(Source data)

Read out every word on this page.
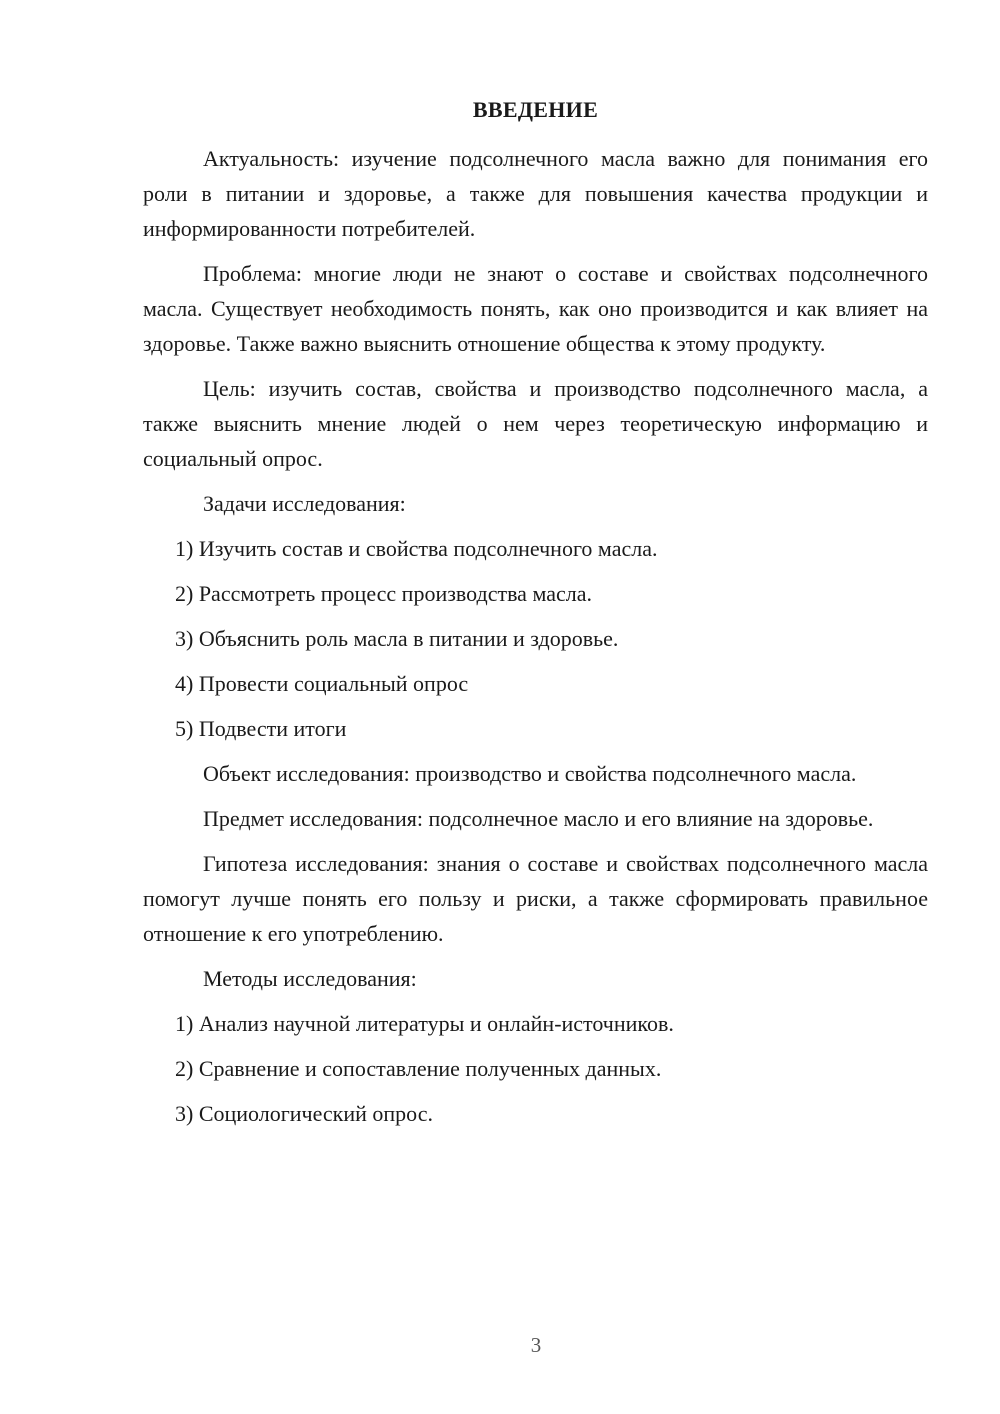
ВВЕДЕНИЕ

Актуальность: изучение подсолнечного масла важно для понимания его роли в питании и здоровье, а также для повышения качества продукции и информированности потребителей.

Проблема: многие люди не знают о составе и свойствах подсолнечного масла. Существует необходимость понять, как оно производится и как влияет на здоровье. Также важно выяснить отношение общества к этому продукту.

Цель: изучить состав, свойства и производство подсолнечного масла, а также выяснить мнение людей о нем через теоретическую информацию и социальный опрос.

Задачи исследования:

1) Изучить состав и свойства подсолнечного масла.

2) Рассмотреть процесс производства масла.

3) Объяснить роль масла в питании и здоровье.

4) Провести социальный опрос

5) Подвести итоги

Объект исследования: производство и свойства подсолнечного масла.

Предмет исследования: подсолнечное масло и его влияние на здоровье.

Гипотеза исследования: знания о составе и свойствах подсолнечного масла помогут лучше понять его пользу и риски, а также сформировать правильное отношение к его употреблению.

Методы исследования:

1) Анализ научной литературы и онлайн-источников.

2) Сравнение и сопоставление полученных данных.

3) Социологический опрос.

3
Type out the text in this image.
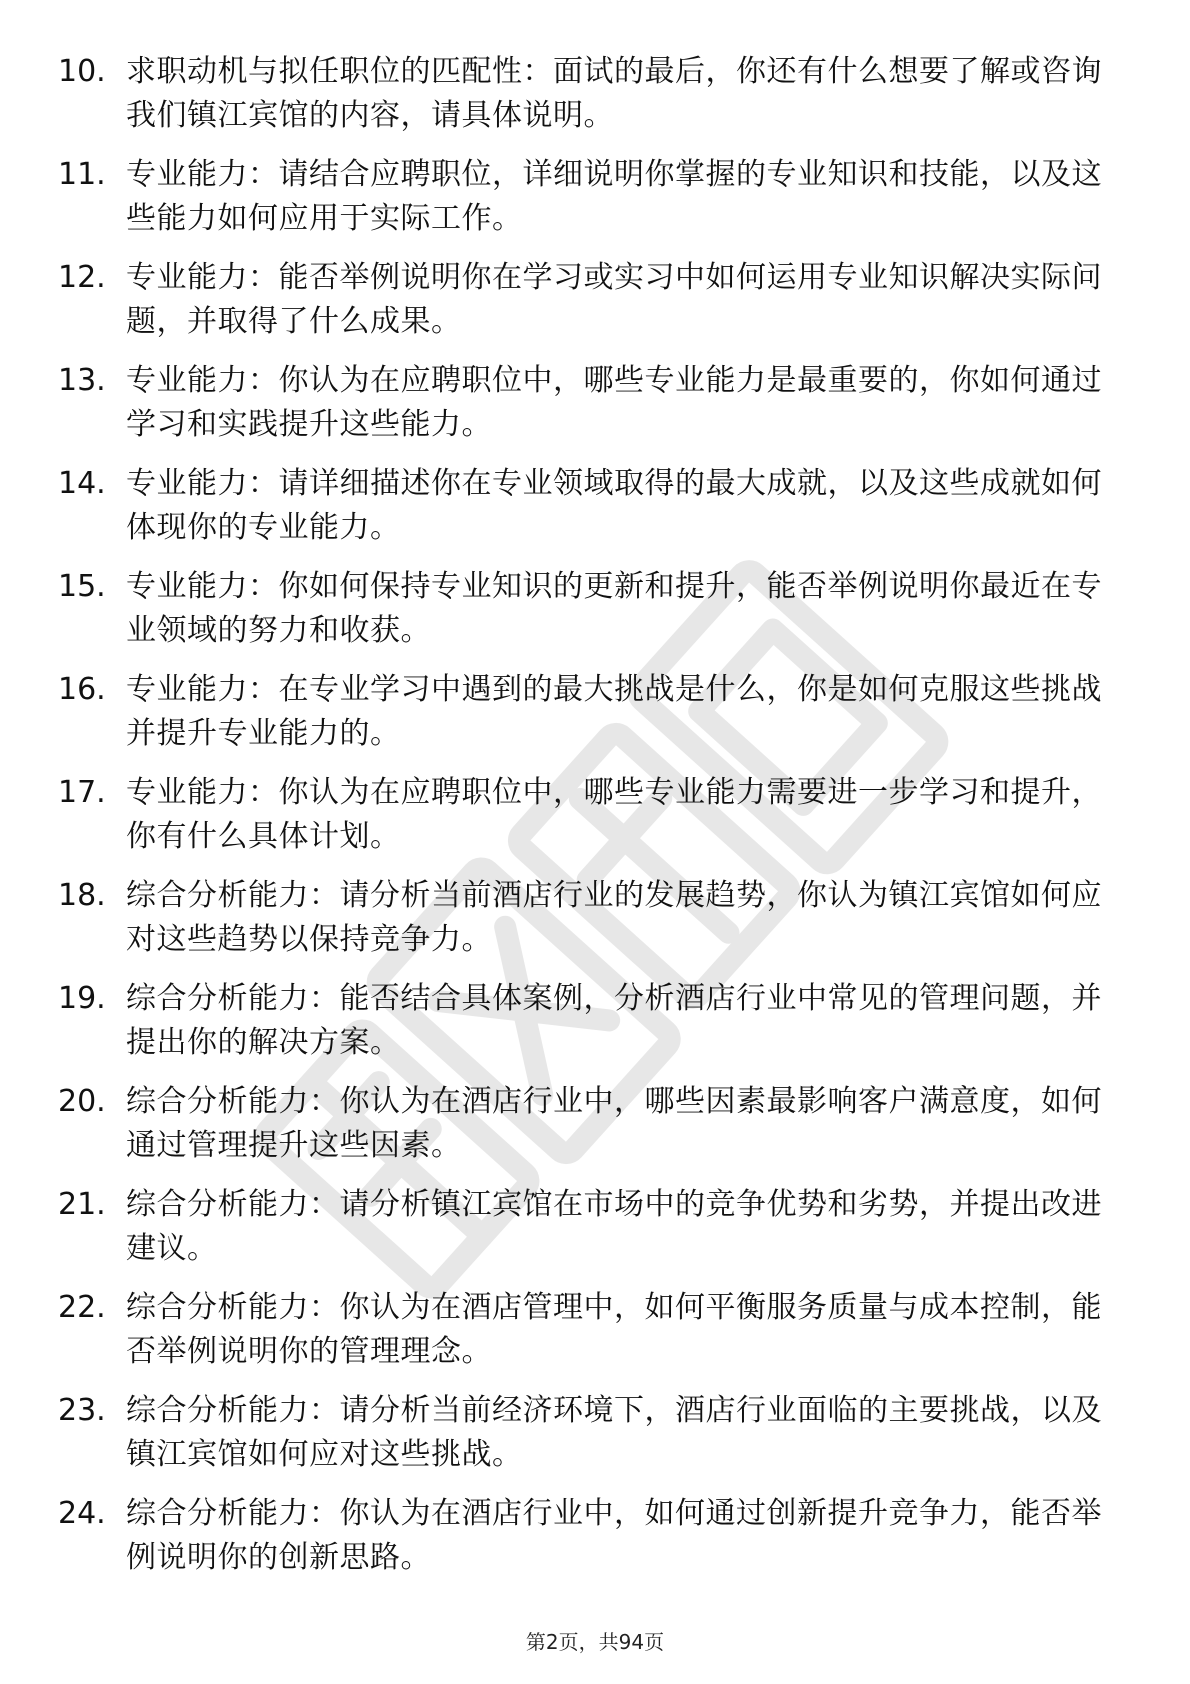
10. 求职动机与拟任职位的匹配性：面试的最后，你还有什么想要了解或咨询我们镇江宾馆的内容，请具体说明。
11. 专业能力：请结合应聘职位，详细说明你掌握的专业知识和技能，以及这些能力如何应用于实际工作。
12. 专业能力：能否举例说明你在学习或实习中如何运用专业知识解决实际问题，并取得了什么成果。
13. 专业能力：你认为在应聘职位中，哪些专业能力是最重要的，你如何通过学习和实践提升这些能力。
14. 专业能力：请详细描述你在专业领域取得的最大成就，以及这些成就如何体现你的专业能力。
15. 专业能力：你如何保持专业知识的更新和提升，能否举例说明你最近在专业领域的努力和收获。
16. 专业能力：在专业学习中遇到的最大挑战是什么，你是如何克服这些挑战并提升专业能力的。
17. 专业能力：你认为在应聘职位中，哪些专业能力需要进一步学习和提升，你有什么具体计划。
18. 综合分析能力：请分析当前酒店行业的发展趋势，你认为镇江宾馆如何应对这些趋势以保持竞争力。
19. 综合分析能力：能否结合具体案例，分析酒店行业中常见的管理问题，并提出你的解决方案。
20. 综合分析能力：你认为在酒店行业中，哪些因素最影响客户满意度，如何通过管理提升这些因素。
21. 综合分析能力：请分析镇江宾馆在市场中的竞争优势和劣势，并提出改进建议。
22. 综合分析能力：你认为在酒店管理中，如何平衡服务质量与成本控制，能否举例说明你的管理理念。
23. 综合分析能力：请分析当前经济环境下，酒店行业面临的主要挑战，以及镇江宾馆如何应对这些挑战。
24. 综合分析能力：你认为在酒店行业中，如何通过创新提升竞争力，能否举例说明你的创新思路。
第2页，共94页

• WHAT THE TASK REQUIRES
Go through the listing above and write it all out exactly, leaving out any picture.

• RESPONSE FOR THIS EXERCISE
Read out every word on this page.
ВВЕДЕНИЕ

Актуальность: изучение подсолнечного масла важно для понимания его роли в питании и здоровье, а также для повышения качества продукции и информированности потребителей.

Проблема: многие люди не знают о составе и свойствах подсолнечного масла. Существует необходимость понять, как оно производится и как влияет на здоровье. Также важно выяснить отношение общества к этому продукту.

Цель: изучить состав, свойства и производство подсолнечного масла, а также выяснить мнение людей о нем через теоретическую информацию и социальный опрос.

Задачи исследования:

1) Изучить состав и свойства подсолнечного масла.

2) Рассмотреть процесс производства масла.

3) Объяснить роль масла в питании и здоровье.

4) Провести социальный опрос

5) Подвести итоги

Объект исследования: производство и свойства подсолнечного масла.

Предмет исследования: подсолнечное масло и его влияние на здоровье.

Гипотеза исследования: знания о составе и свойствах подсолнечного масла помогут лучше понять его пользу и риски, а также сформировать правильное отношение к его употреблению.

Методы исследования:

1) Анализ научной литературы и онлайн-источников.

2) Сравнение и сопоставление полученных данных.

3) Социологический опрос.

3
Type out the text in this image.
10. 求职动机与拟任职位的匹配性：面试的最后，你还有什么想要了解或咨询我们镇江宾馆的内容，请具体说明。
11. 专业能力：请结合应聘职位，详细说明你掌握的专业知识和技能，以及这些能力如何应用于实际工作。
12. 专业能力：能否举例说明你在学习或实习中如何运用专业知识解决实际问题，并取得了什么成果。
13. 专业能力：你认为在应聘职位中，哪些专业能力是最重要的，你如何通过学习和实践提升这些能力。
14. 专业能力：请详细描述你在专业领域取得的最大成就，以及这些成就如何体现你的专业能力。
15. 专业能力：你如何保持专业知识的更新和提升，能否举例说明你最近在专业领域的努力和收获。
16. 专业能力：在专业学习中遇到的最大挑战是什么，你是如何克服这些挑战并提升专业能力的。
17. 专业能力：你认为在应聘职位中，哪些专业能力需要进一步学习和提升，你有什么具体计划。
18. 综合分析能力：请分析当前酒店行业的发展趋势，你认为镇江宾馆如何应对这些趋势以保持竞争力。
19. 综合分析能力：能否结合具体案例，分析酒店行业中常见的管理问题，并提出你的解决方案。
20. 综合分析能力：你认为在酒店行业中，哪些因素最影响客户满意度，如何通过管理提升这些因素。
21. 综合分析能力：请分析镇江宾馆在市场中的竞争优势和劣势，并提出改进建议。
22. 综合分析能力：你认为在酒店管理中，如何平衡服务质量与成本控制，能否举例说明你的管理理念。
23. 综合分析能力：请分析当前经济环境下，酒店行业面临的主要挑战，以及镇江宾馆如何应对这些挑战。
24. 综合分析能力：你认为在酒店行业中，如何通过创新提升竞争力，能否举例说明你的创新思路。
第2页，共94页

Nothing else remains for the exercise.